__Information shown__:
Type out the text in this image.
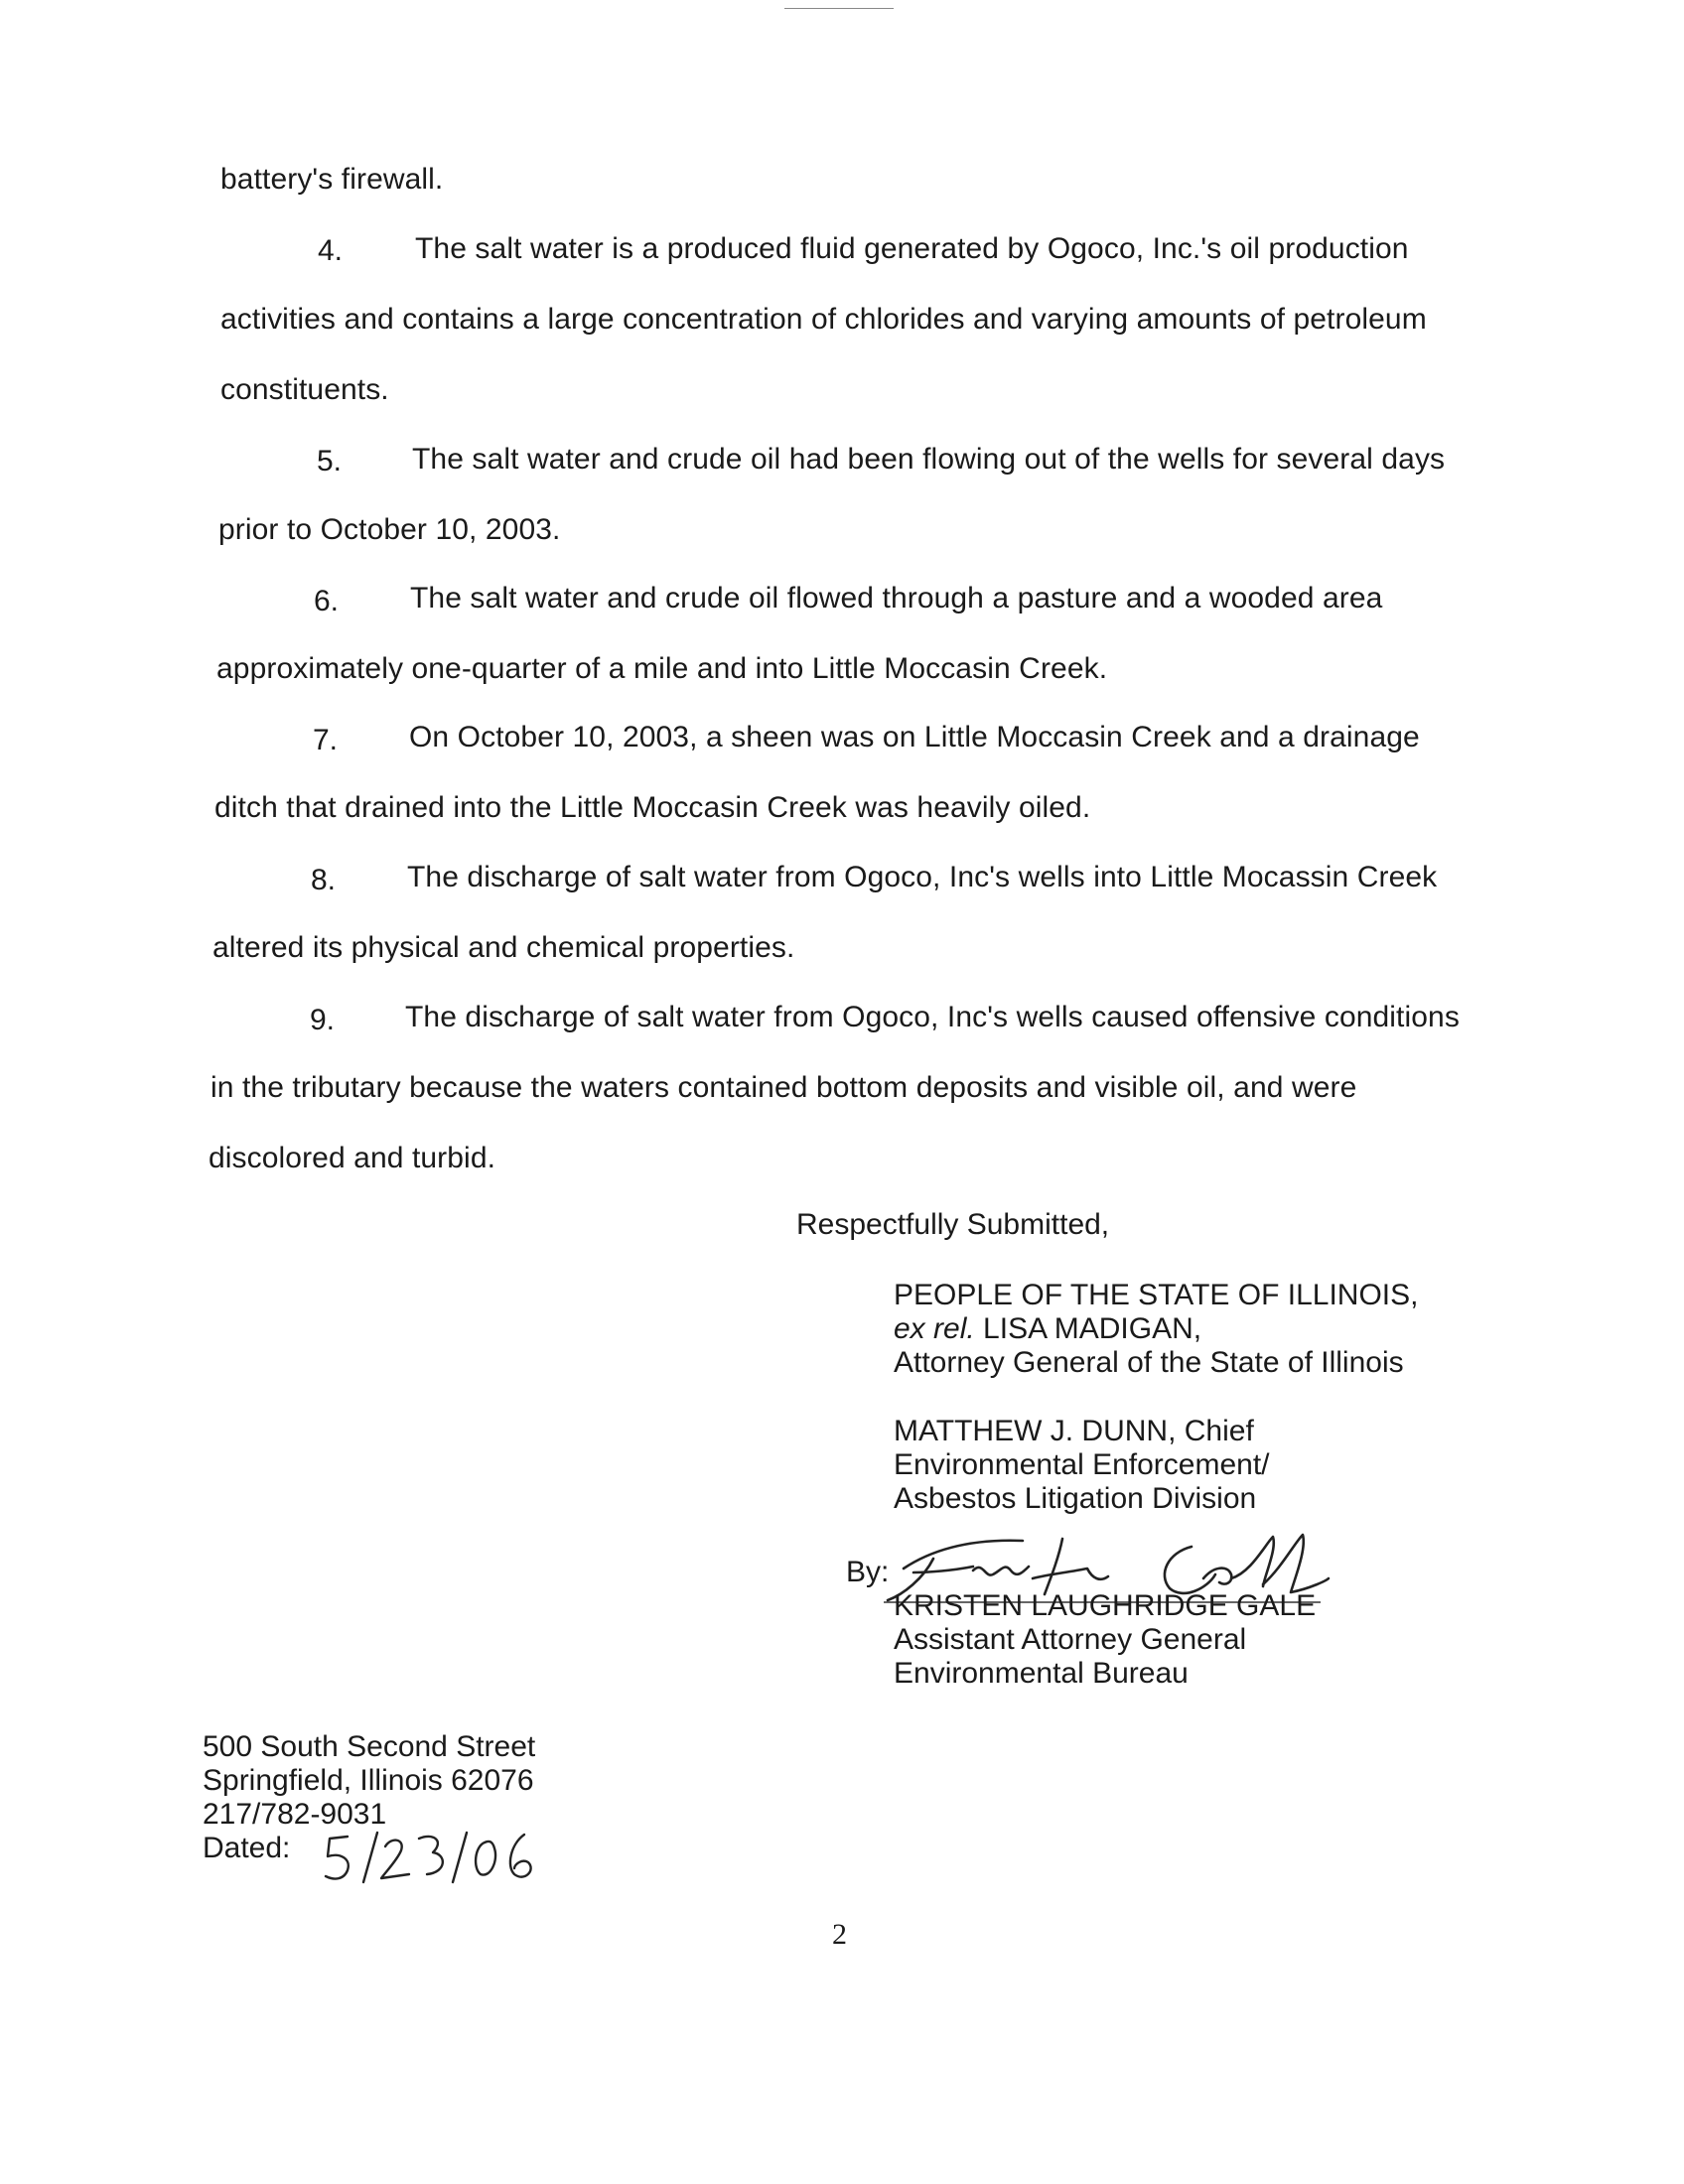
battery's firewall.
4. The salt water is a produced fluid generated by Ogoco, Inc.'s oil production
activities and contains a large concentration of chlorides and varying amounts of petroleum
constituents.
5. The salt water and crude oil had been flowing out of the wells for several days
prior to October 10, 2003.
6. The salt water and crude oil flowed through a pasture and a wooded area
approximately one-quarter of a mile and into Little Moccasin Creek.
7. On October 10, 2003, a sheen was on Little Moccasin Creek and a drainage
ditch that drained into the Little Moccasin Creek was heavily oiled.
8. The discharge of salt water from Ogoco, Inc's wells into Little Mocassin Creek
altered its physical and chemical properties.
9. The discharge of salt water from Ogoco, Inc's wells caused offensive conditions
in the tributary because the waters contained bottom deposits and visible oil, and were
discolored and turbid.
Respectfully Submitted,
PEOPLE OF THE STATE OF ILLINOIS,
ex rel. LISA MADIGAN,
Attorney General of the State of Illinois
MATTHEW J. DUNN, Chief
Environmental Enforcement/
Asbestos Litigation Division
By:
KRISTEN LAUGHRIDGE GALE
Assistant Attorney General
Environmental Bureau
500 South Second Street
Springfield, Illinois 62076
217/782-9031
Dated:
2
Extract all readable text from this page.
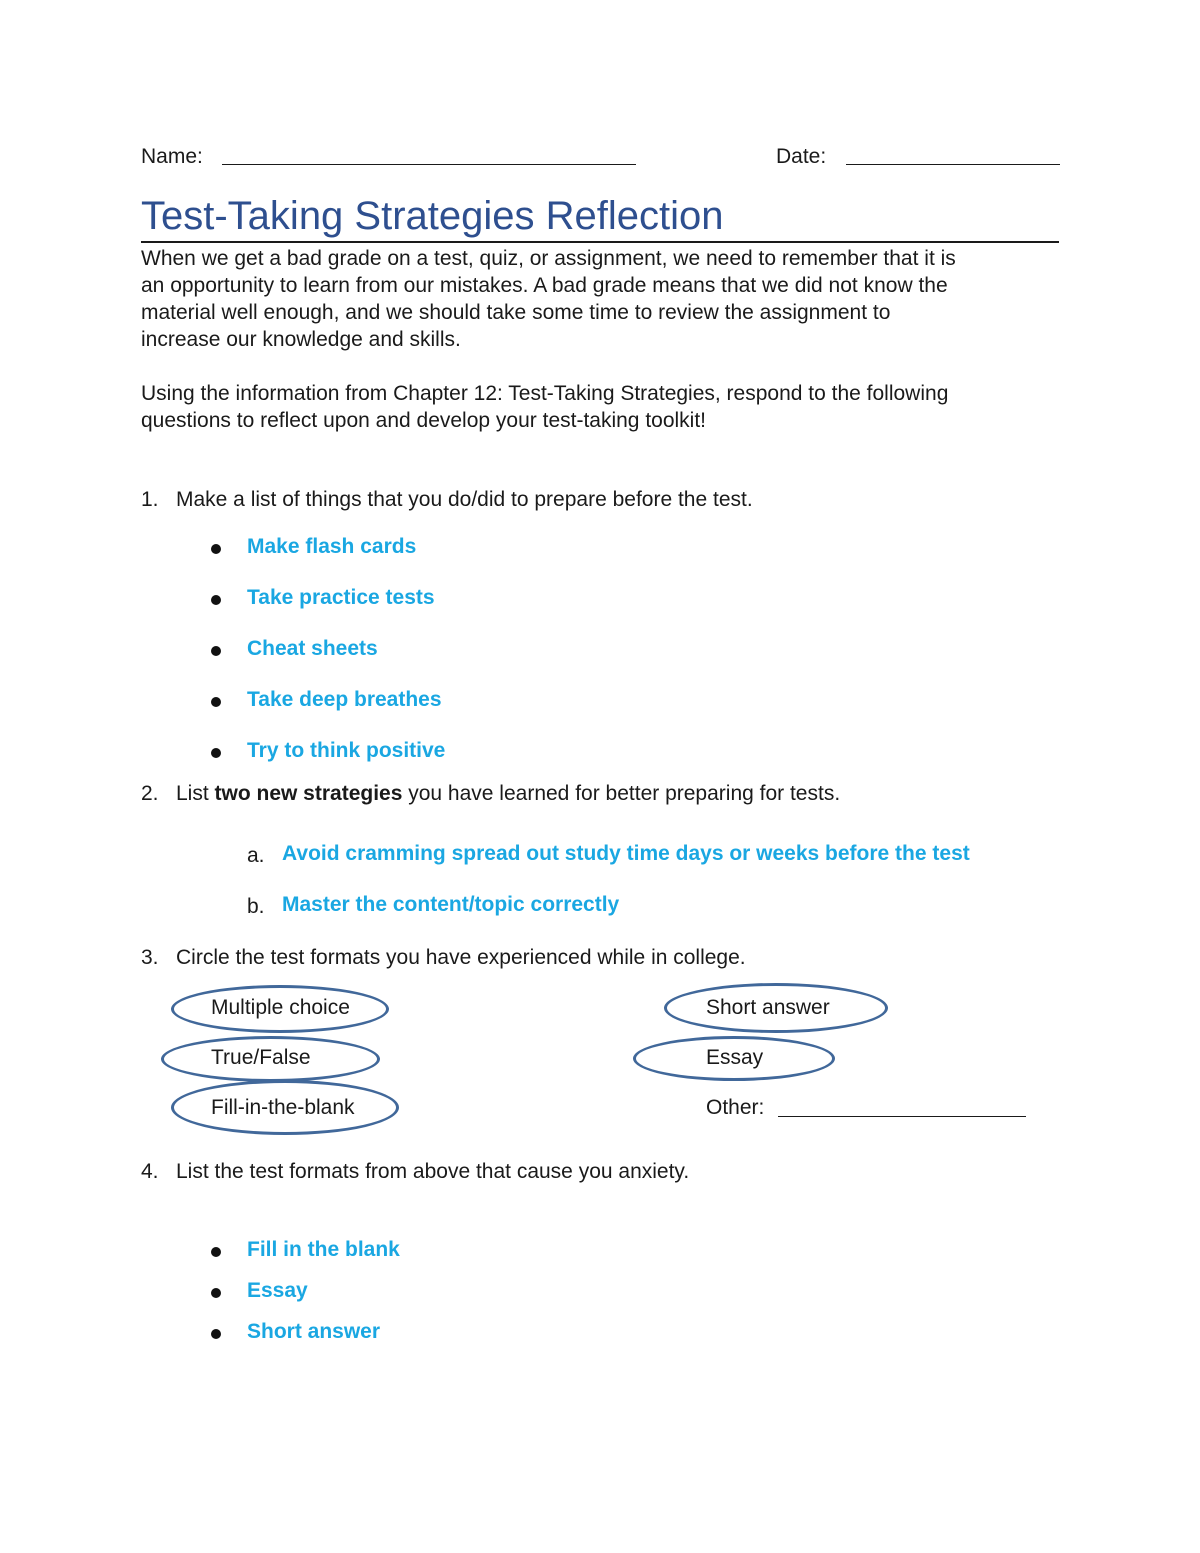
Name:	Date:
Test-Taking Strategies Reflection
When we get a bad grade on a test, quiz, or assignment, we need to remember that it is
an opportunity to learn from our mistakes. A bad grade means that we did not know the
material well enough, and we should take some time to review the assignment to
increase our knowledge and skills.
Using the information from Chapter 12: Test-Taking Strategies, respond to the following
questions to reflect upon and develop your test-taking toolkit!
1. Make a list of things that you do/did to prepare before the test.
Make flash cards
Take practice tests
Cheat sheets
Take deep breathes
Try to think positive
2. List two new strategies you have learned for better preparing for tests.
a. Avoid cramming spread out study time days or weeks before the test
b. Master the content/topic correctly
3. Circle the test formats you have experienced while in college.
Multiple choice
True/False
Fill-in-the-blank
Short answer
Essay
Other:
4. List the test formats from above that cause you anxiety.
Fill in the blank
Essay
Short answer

__The problem__: Your copy should hold every record word for word and none of the pictures.

__Result of this task__:
Type out the text in this image.
battery's firewall.
4. The salt water is a produced fluid generated by Ogoco, Inc.'s oil production
activities and contains a large concentration of chlorides and varying amounts of petroleum
constituents.
5. The salt water and crude oil had been flowing out of the wells for several days
prior to October 10, 2003.
6. The salt water and crude oil flowed through a pasture and a wooded area
approximately one-quarter of a mile and into Little Moccasin Creek.
7. On October 10, 2003, a sheen was on Little Moccasin Creek and a drainage
ditch that drained into the Little Moccasin Creek was heavily oiled.
8. The discharge of salt water from Ogoco, Inc's wells into Little Mocassin Creek
altered its physical and chemical properties.
9. The discharge of salt water from Ogoco, Inc's wells caused offensive conditions
in the tributary because the waters contained bottom deposits and visible oil, and were
discolored and turbid.
Respectfully Submitted,
PEOPLE OF THE STATE OF ILLINOIS,
ex rel. LISA MADIGAN,
Attorney General of the State of Illinois
MATTHEW J. DUNN, Chief
Environmental Enforcement/
Asbestos Litigation Division
By:
KRISTEN LAUGHRIDGE GALE
Assistant Attorney General
Environmental Bureau
500 South Second Street
Springfield, Illinois 62076
217/782-9031
Dated:
2
Extract all readable text from this page.
Name:	Date:
Test-Taking Strategies Reflection
When we get a bad grade on a test, quiz, or assignment, we need to remember that it is
an opportunity to learn from our mistakes. A bad grade means that we did not know the
material well enough, and we should take some time to review the assignment to
increase our knowledge and skills.
Using the information from Chapter 12: Test-Taking Strategies, respond to the following
questions to reflect upon and develop your test-taking toolkit!
1. Make a list of things that you do/did to prepare before the test.
Make flash cards
Take practice tests
Cheat sheets
Take deep breathes
Try to think positive
2. List two new strategies you have learned for better preparing for tests.
a. Avoid cramming spread out study time days or weeks before the test
b. Master the content/topic correctly
3. Circle the test formats you have experienced while in college.
Multiple choice
True/False
Fill-in-the-blank
Short answer
Essay
Other:
4. List the test formats from above that cause you anxiety.
Fill in the blank
Essay
Short answer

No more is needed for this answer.